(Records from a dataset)
──────────

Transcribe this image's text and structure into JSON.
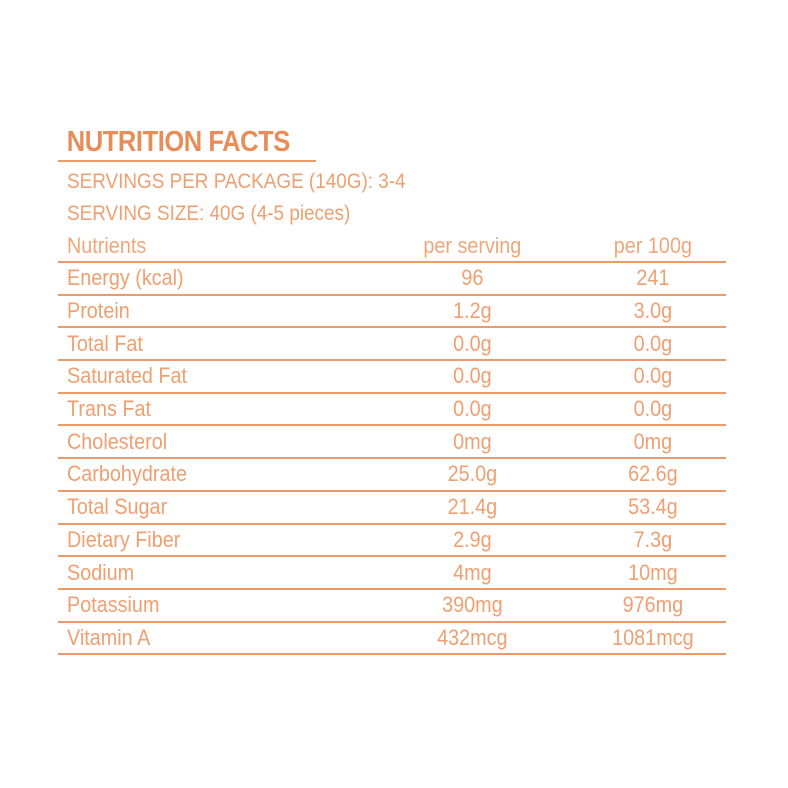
{
  "title": "NUTRITION FACTS",
  "servings_per_package": "SERVINGS PER PACKAGE (140G): 3-4",
  "serving_size": "SERVING SIZE: 40G (4-5 pieces)",
  "table": {
    "headers": [
      "Nutrients",
      "per serving",
      "per 100g"
    ],
    "rows": [
      [
        "Energy (kcal)",
        "96",
        "241"
      ],
      [
        "Protein",
        "1.2g",
        "3.0g"
      ],
      [
        "Total Fat",
        "0.0g",
        "0.0g"
      ],
      [
        "Saturated Fat",
        "0.0g",
        "0.0g"
      ],
      [
        "Trans Fat",
        "0.0g",
        "0.0g"
      ],
      [
        "Cholesterol",
        "0mg",
        "0mg"
      ],
      [
        "Carbohydrate",
        "25.0g",
        "62.6g"
      ],
      [
        "Total Sugar",
        "21.4g",
        "53.4g"
      ],
      [
        "Dietary Fiber",
        "2.9g",
        "7.3g"
      ],
      [
        "Sodium",
        "4mg",
        "10mg"
      ],
      [
        "Potassium",
        "390mg",
        "976mg"
      ],
      [
        "Vitamin A",
        "432mcg",
        "1081mcg"
      ]
    ]
  },
  "colors": {
    "accent": "#ec9a6a",
    "background": "#ffffff"
  }
}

──────────

*Task requirements*
An exact copy of every entry, minus the pictures, is what you should return.

*Expected answer*
Transcribe this image's text and structure into JSON.
{
  "title": "NUTRITION FACTS",
  "servings_per_package": "SERVINGS PER PACKAGE (140G): 3-4",
  "serving_size": "SERVING SIZE: 40G (4-5 pieces)",
  "table": {
    "headers": [
      "Nutrients",
      "per serving",
      "per 100g"
    ],
    "rows": [
      [
        "Energy (kcal)",
        "96",
        "241"
      ],
      [
        "Protein",
        "1.2g",
        "3.0g"
      ],
      [
        "Total Fat",
        "0.0g",
        "0.0g"
      ],
      [
        "Saturated Fat",
        "0.0g",
        "0.0g"
      ],
      [
        "Trans Fat",
        "0.0g",
        "0.0g"
      ],
      [
        "Cholesterol",
        "0mg",
        "0mg"
      ],
      [
        "Carbohydrate",
        "25.0g",
        "62.6g"
      ],
      [
        "Total Sugar",
        "21.4g",
        "53.4g"
      ],
      [
        "Dietary Fiber",
        "2.9g",
        "7.3g"
      ],
      [
        "Sodium",
        "4mg",
        "10mg"
      ],
      [
        "Potassium",
        "390mg",
        "976mg"
      ],
      [
        "Vitamin A",
        "432mcg",
        "1081mcg"
      ]
    ]
  },
  "colors": {
    "accent": "#ec9a6a",
    "background": "#ffffff"
  }
}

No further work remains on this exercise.